(Dataset records)
______

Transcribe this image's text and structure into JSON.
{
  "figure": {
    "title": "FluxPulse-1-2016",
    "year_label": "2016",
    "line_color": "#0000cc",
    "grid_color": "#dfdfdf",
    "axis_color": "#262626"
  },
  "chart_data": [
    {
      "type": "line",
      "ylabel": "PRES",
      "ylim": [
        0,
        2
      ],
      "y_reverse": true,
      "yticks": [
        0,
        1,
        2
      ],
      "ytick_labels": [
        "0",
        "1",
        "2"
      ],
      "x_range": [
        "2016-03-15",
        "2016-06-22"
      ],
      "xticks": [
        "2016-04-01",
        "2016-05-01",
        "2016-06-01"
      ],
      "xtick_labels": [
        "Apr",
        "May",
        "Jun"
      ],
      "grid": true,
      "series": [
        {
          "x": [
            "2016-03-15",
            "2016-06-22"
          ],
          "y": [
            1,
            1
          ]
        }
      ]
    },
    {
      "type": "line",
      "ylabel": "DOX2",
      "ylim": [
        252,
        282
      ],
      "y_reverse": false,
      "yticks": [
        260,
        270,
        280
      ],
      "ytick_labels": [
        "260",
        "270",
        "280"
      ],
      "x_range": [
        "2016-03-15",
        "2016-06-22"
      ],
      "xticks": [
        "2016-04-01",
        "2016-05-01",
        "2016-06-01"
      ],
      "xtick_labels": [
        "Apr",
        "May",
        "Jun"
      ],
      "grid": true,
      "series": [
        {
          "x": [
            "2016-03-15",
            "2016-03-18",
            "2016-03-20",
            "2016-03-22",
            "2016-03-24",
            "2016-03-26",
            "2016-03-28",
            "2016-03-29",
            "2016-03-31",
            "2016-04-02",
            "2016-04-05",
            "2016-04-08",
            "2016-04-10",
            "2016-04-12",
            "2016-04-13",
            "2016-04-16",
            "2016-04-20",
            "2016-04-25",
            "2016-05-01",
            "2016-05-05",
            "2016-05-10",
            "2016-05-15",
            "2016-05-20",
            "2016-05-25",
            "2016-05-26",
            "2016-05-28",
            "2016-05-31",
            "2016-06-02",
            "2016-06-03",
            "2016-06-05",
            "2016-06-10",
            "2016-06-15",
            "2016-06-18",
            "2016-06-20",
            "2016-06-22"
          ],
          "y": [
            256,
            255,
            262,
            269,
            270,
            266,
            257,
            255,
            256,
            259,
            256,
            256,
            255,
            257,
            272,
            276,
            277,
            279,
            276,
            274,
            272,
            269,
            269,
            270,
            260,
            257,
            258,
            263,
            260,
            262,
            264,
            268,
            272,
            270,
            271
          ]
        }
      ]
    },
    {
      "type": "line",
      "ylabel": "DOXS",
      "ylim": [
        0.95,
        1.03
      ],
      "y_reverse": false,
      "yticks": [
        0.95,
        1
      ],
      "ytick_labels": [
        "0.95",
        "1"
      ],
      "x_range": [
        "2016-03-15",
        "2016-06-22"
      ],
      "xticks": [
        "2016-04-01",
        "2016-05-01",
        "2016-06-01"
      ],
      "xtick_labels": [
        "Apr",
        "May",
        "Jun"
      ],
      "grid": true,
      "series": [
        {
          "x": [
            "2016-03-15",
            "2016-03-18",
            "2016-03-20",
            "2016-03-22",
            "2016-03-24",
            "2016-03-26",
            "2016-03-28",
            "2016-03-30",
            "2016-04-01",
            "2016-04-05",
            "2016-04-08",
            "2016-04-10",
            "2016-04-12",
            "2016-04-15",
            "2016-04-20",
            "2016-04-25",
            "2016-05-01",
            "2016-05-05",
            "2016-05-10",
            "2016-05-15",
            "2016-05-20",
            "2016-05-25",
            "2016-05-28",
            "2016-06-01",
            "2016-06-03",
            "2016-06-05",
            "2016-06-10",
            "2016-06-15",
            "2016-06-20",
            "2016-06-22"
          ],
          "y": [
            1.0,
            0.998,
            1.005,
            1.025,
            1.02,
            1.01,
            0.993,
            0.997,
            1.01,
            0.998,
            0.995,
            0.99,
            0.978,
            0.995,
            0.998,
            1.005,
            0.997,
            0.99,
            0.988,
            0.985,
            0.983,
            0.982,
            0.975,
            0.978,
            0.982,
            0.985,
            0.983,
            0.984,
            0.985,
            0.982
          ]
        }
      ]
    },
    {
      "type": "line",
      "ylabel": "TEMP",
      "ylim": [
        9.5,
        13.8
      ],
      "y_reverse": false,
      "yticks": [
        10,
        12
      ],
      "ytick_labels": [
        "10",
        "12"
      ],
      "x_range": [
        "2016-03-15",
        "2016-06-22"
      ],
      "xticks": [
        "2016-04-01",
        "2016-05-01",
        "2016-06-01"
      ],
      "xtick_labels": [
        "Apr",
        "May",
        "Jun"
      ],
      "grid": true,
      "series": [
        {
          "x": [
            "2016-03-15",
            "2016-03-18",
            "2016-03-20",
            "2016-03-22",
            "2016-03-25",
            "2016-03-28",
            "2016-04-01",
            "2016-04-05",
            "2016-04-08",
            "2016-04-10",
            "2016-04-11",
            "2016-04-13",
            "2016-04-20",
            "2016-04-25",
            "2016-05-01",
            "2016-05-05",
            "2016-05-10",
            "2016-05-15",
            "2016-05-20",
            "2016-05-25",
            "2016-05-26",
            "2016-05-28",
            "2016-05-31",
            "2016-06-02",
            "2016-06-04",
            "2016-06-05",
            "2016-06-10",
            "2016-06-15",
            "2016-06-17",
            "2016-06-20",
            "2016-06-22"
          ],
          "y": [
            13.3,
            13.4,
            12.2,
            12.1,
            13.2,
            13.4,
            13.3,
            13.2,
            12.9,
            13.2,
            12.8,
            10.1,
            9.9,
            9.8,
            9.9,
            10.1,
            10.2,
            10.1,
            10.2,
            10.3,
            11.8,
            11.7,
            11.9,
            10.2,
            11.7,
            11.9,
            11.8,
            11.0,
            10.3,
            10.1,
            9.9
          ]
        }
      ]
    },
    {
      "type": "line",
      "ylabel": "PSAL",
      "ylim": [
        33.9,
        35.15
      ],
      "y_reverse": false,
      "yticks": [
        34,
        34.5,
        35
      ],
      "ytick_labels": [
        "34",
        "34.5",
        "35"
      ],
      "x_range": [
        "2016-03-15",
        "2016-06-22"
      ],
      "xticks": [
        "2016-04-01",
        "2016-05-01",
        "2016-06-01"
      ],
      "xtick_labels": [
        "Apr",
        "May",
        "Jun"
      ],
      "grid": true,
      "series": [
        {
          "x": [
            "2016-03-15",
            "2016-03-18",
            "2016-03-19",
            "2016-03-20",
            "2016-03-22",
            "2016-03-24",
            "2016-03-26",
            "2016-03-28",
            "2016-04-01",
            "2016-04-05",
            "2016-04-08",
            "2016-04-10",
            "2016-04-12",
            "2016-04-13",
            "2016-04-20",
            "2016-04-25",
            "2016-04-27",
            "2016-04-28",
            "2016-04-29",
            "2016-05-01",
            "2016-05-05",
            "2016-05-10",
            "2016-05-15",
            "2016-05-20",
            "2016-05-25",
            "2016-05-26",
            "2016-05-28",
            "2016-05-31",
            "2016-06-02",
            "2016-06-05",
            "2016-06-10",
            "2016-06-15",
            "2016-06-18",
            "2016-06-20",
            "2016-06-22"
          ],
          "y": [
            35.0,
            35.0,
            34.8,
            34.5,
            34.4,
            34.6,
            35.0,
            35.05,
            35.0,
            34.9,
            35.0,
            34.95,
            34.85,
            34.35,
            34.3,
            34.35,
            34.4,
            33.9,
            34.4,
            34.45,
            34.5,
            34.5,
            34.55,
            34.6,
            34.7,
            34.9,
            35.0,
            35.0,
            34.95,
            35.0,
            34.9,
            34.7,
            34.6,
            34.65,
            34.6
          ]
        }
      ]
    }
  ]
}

______

> **Do this**
Reproduce each entry above exactly, keeping every word.

> **Task answer**
Transcribe this image's text and structure into JSON.
{
  "figure": {
    "title": "FluxPulse-1-2016",
    "year_label": "2016",
    "line_color": "#0000cc",
    "grid_color": "#dfdfdf",
    "axis_color": "#262626"
  },
  "chart_data": [
    {
      "type": "line",
      "ylabel": "PRES",
      "ylim": [
        0,
        2
      ],
      "y_reverse": true,
      "yticks": [
        0,
        1,
        2
      ],
      "ytick_labels": [
        "0",
        "1",
        "2"
      ],
      "x_range": [
        "2016-03-15",
        "2016-06-22"
      ],
      "xticks": [
        "2016-04-01",
        "2016-05-01",
        "2016-06-01"
      ],
      "xtick_labels": [
        "Apr",
        "May",
        "Jun"
      ],
      "grid": true,
      "series": [
        {
          "x": [
            "2016-03-15",
            "2016-06-22"
          ],
          "y": [
            1,
            1
          ]
        }
      ]
    },
    {
      "type": "line",
      "ylabel": "DOX2",
      "ylim": [
        252,
        282
      ],
      "y_reverse": false,
      "yticks": [
        260,
        270,
        280
      ],
      "ytick_labels": [
        "260",
        "270",
        "280"
      ],
      "x_range": [
        "2016-03-15",
        "2016-06-22"
      ],
      "xticks": [
        "2016-04-01",
        "2016-05-01",
        "2016-06-01"
      ],
      "xtick_labels": [
        "Apr",
        "May",
        "Jun"
      ],
      "grid": true,
      "series": [
        {
          "x": [
            "2016-03-15",
            "2016-03-18",
            "2016-03-20",
            "2016-03-22",
            "2016-03-24",
            "2016-03-26",
            "2016-03-28",
            "2016-03-29",
            "2016-03-31",
            "2016-04-02",
            "2016-04-05",
            "2016-04-08",
            "2016-04-10",
            "2016-04-12",
            "2016-04-13",
            "2016-04-16",
            "2016-04-20",
            "2016-04-25",
            "2016-05-01",
            "2016-05-05",
            "2016-05-10",
            "2016-05-15",
            "2016-05-20",
            "2016-05-25",
            "2016-05-26",
            "2016-05-28",
            "2016-05-31",
            "2016-06-02",
            "2016-06-03",
            "2016-06-05",
            "2016-06-10",
            "2016-06-15",
            "2016-06-18",
            "2016-06-20",
            "2016-06-22"
          ],
          "y": [
            256,
            255,
            262,
            269,
            270,
            266,
            257,
            255,
            256,
            259,
            256,
            256,
            255,
            257,
            272,
            276,
            277,
            279,
            276,
            274,
            272,
            269,
            269,
            270,
            260,
            257,
            258,
            263,
            260,
            262,
            264,
            268,
            272,
            270,
            271
          ]
        }
      ]
    },
    {
      "type": "line",
      "ylabel": "DOXS",
      "ylim": [
        0.95,
        1.03
      ],
      "y_reverse": false,
      "yticks": [
        0.95,
        1
      ],
      "ytick_labels": [
        "0.95",
        "1"
      ],
      "x_range": [
        "2016-03-15",
        "2016-06-22"
      ],
      "xticks": [
        "2016-04-01",
        "2016-05-01",
        "2016-06-01"
      ],
      "xtick_labels": [
        "Apr",
        "May",
        "Jun"
      ],
      "grid": true,
      "series": [
        {
          "x": [
            "2016-03-15",
            "2016-03-18",
            "2016-03-20",
            "2016-03-22",
            "2016-03-24",
            "2016-03-26",
            "2016-03-28",
            "2016-03-30",
            "2016-04-01",
            "2016-04-05",
            "2016-04-08",
            "2016-04-10",
            "2016-04-12",
            "2016-04-15",
            "2016-04-20",
            "2016-04-25",
            "2016-05-01",
            "2016-05-05",
            "2016-05-10",
            "2016-05-15",
            "2016-05-20",
            "2016-05-25",
            "2016-05-28",
            "2016-06-01",
            "2016-06-03",
            "2016-06-05",
            "2016-06-10",
            "2016-06-15",
            "2016-06-20",
            "2016-06-22"
          ],
          "y": [
            1.0,
            0.998,
            1.005,
            1.025,
            1.02,
            1.01,
            0.993,
            0.997,
            1.01,
            0.998,
            0.995,
            0.99,
            0.978,
            0.995,
            0.998,
            1.005,
            0.997,
            0.99,
            0.988,
            0.985,
            0.983,
            0.982,
            0.975,
            0.978,
            0.982,
            0.985,
            0.983,
            0.984,
            0.985,
            0.982
          ]
        }
      ]
    },
    {
      "type": "line",
      "ylabel": "TEMP",
      "ylim": [
        9.5,
        13.8
      ],
      "y_reverse": false,
      "yticks": [
        10,
        12
      ],
      "ytick_labels": [
        "10",
        "12"
      ],
      "x_range": [
        "2016-03-15",
        "2016-06-22"
      ],
      "xticks": [
        "2016-04-01",
        "2016-05-01",
        "2016-06-01"
      ],
      "xtick_labels": [
        "Apr",
        "May",
        "Jun"
      ],
      "grid": true,
      "series": [
        {
          "x": [
            "2016-03-15",
            "2016-03-18",
            "2016-03-20",
            "2016-03-22",
            "2016-03-25",
            "2016-03-28",
            "2016-04-01",
            "2016-04-05",
            "2016-04-08",
            "2016-04-10",
            "2016-04-11",
            "2016-04-13",
            "2016-04-20",
            "2016-04-25",
            "2016-05-01",
            "2016-05-05",
            "2016-05-10",
            "2016-05-15",
            "2016-05-20",
            "2016-05-25",
            "2016-05-26",
            "2016-05-28",
            "2016-05-31",
            "2016-06-02",
            "2016-06-04",
            "2016-06-05",
            "2016-06-10",
            "2016-06-15",
            "2016-06-17",
            "2016-06-20",
            "2016-06-22"
          ],
          "y": [
            13.3,
            13.4,
            12.2,
            12.1,
            13.2,
            13.4,
            13.3,
            13.2,
            12.9,
            13.2,
            12.8,
            10.1,
            9.9,
            9.8,
            9.9,
            10.1,
            10.2,
            10.1,
            10.2,
            10.3,
            11.8,
            11.7,
            11.9,
            10.2,
            11.7,
            11.9,
            11.8,
            11.0,
            10.3,
            10.1,
            9.9
          ]
        }
      ]
    },
    {
      "type": "line",
      "ylabel": "PSAL",
      "ylim": [
        33.9,
        35.15
      ],
      "y_reverse": false,
      "yticks": [
        34,
        34.5,
        35
      ],
      "ytick_labels": [
        "34",
        "34.5",
        "35"
      ],
      "x_range": [
        "2016-03-15",
        "2016-06-22"
      ],
      "xticks": [
        "2016-04-01",
        "2016-05-01",
        "2016-06-01"
      ],
      "xtick_labels": [
        "Apr",
        "May",
        "Jun"
      ],
      "grid": true,
      "series": [
        {
          "x": [
            "2016-03-15",
            "2016-03-18",
            "2016-03-19",
            "2016-03-20",
            "2016-03-22",
            "2016-03-24",
            "2016-03-26",
            "2016-03-28",
            "2016-04-01",
            "2016-04-05",
            "2016-04-08",
            "2016-04-10",
            "2016-04-12",
            "2016-04-13",
            "2016-04-20",
            "2016-04-25",
            "2016-04-27",
            "2016-04-28",
            "2016-04-29",
            "2016-05-01",
            "2016-05-05",
            "2016-05-10",
            "2016-05-15",
            "2016-05-20",
            "2016-05-25",
            "2016-05-26",
            "2016-05-28",
            "2016-05-31",
            "2016-06-02",
            "2016-06-05",
            "2016-06-10",
            "2016-06-15",
            "2016-06-18",
            "2016-06-20",
            "2016-06-22"
          ],
          "y": [
            35.0,
            35.0,
            34.8,
            34.5,
            34.4,
            34.6,
            35.0,
            35.05,
            35.0,
            34.9,
            35.0,
            34.95,
            34.85,
            34.35,
            34.3,
            34.35,
            34.4,
            33.9,
            34.4,
            34.45,
            34.5,
            34.5,
            34.55,
            34.6,
            34.7,
            34.9,
            35.0,
            35.0,
            34.95,
            35.0,
            34.9,
            34.7,
            34.6,
            34.65,
            34.6
          ]
        }
      ]
    }
  ]
}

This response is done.